The records below are split into lines. How many of those lines contain the string "Select"? Reply with the number only.

[Rows from a figure dataset]
★ ★ ★

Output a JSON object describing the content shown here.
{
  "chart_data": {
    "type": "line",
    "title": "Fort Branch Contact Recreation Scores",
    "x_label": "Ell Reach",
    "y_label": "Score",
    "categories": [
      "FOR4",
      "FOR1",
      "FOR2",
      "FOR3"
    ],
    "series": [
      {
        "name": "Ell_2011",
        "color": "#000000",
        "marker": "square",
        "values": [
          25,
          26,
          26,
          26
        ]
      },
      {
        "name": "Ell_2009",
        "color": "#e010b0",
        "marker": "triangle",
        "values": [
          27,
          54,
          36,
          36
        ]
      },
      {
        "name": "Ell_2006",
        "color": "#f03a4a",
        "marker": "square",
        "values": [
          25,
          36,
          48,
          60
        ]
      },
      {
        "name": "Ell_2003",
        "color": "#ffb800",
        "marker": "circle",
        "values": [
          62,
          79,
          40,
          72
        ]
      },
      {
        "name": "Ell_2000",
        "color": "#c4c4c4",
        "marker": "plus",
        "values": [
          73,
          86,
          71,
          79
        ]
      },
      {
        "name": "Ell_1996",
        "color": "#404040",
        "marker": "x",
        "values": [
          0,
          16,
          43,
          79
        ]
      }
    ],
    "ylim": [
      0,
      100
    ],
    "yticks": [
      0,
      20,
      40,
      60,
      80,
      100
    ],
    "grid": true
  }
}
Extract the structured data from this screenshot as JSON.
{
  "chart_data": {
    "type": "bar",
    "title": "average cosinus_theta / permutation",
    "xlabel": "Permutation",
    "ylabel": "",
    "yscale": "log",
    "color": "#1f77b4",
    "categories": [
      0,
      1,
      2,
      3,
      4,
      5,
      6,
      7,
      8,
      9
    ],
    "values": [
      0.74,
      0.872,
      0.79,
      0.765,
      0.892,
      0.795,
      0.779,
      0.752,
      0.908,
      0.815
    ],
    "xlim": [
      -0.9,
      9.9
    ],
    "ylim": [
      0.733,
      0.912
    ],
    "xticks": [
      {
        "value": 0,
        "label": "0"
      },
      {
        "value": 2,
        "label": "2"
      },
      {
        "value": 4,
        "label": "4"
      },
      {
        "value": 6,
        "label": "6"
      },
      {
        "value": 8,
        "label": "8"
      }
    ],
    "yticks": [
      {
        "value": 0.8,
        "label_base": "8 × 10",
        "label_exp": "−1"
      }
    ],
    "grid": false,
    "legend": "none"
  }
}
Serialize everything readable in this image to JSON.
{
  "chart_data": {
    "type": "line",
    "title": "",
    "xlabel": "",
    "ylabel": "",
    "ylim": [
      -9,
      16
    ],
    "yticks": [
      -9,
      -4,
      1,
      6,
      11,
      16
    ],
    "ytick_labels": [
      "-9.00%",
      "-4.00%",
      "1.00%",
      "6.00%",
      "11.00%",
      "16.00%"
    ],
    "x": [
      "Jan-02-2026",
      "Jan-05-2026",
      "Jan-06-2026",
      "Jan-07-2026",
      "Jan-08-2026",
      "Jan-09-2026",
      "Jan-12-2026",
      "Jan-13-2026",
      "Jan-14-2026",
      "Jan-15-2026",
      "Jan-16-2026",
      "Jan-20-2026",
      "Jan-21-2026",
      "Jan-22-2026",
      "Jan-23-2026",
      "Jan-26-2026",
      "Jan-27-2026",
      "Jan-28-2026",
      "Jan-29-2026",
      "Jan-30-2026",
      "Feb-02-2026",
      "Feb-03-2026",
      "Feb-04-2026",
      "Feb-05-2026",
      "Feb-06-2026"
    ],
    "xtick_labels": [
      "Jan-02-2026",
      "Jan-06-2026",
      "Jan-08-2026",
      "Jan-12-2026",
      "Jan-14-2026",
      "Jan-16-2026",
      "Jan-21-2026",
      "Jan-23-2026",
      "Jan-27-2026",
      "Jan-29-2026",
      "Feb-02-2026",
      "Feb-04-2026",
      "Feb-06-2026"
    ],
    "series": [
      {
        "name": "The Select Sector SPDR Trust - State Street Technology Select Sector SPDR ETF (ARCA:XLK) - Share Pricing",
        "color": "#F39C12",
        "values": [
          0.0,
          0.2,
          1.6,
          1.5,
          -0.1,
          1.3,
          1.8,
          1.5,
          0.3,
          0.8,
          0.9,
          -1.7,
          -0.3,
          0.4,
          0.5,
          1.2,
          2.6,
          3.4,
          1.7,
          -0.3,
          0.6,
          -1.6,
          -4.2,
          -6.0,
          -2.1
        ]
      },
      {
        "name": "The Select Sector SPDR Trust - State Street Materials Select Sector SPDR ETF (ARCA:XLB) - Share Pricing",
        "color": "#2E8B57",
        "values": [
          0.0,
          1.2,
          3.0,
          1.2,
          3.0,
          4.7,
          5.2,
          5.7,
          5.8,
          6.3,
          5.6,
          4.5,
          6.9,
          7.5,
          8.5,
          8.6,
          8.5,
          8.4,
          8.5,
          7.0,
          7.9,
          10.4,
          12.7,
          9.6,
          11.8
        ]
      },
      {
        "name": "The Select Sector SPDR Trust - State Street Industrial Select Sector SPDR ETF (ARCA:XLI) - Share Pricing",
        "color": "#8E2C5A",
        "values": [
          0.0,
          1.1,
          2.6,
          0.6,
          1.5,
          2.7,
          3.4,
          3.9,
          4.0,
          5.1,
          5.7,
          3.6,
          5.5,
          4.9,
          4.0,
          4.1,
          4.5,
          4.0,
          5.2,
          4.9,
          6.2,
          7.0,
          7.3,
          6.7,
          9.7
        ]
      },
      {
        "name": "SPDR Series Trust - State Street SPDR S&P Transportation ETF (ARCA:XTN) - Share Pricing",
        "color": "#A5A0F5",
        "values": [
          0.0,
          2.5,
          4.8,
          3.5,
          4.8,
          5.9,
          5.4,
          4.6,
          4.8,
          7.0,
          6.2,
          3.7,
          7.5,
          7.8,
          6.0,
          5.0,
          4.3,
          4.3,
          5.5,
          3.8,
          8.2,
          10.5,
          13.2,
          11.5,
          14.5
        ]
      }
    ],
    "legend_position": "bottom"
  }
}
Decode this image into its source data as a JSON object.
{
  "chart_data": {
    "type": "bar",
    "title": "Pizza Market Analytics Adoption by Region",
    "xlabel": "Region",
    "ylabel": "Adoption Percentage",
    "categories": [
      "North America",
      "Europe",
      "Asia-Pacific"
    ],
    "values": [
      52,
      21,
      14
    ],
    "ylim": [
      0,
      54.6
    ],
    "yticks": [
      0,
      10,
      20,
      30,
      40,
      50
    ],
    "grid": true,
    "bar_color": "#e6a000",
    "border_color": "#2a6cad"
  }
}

★ ★ ★

WORKED SOLUTION: 3